Locate the word "Numer" in the material, then show every line that holds it.

Collection entries

· · · ·

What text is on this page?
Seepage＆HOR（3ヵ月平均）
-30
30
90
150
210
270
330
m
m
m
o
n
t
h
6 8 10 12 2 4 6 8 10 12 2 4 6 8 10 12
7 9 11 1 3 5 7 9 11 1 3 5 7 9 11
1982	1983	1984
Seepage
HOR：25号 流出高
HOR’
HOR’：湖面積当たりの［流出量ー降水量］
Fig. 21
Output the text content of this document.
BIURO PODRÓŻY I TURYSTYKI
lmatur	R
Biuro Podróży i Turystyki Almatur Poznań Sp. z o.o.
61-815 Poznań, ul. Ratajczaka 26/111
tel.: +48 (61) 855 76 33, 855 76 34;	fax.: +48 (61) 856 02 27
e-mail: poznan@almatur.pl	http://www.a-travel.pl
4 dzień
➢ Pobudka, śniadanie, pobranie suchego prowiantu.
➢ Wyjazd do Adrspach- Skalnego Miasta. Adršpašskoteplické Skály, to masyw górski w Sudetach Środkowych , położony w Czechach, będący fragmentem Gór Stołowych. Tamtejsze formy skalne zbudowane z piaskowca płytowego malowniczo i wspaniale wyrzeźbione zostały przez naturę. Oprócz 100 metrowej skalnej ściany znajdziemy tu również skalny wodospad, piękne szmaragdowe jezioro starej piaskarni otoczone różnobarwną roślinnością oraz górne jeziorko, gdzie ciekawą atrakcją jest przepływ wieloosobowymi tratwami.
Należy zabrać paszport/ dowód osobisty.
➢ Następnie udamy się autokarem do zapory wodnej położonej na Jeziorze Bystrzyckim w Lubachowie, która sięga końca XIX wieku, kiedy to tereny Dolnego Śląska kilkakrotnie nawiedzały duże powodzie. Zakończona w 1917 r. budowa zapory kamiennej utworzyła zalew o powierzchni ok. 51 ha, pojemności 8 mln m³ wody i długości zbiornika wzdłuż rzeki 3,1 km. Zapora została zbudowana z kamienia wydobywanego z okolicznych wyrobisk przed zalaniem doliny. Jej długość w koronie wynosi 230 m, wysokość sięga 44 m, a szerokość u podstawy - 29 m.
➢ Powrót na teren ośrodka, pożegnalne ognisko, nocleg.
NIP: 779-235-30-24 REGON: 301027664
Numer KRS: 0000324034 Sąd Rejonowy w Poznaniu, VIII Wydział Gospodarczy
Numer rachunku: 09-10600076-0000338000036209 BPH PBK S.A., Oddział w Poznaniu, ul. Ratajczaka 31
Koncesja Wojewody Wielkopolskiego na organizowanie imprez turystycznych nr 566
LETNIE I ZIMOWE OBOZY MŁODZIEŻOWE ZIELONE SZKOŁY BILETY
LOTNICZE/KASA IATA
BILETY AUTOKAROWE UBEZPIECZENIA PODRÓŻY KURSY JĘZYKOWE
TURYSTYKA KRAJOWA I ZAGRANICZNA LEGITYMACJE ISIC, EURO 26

· · · ·

- Full output -
Numer KRS: 0000324034 Sąd Rejonowy w Poznaniu, VIII Wydział Gospodarczy
Numer rachunku: 09-10600076-0000338000036209 BPH PBK S.A., Oddział w Poznaniu, ul. Ratajczaka 31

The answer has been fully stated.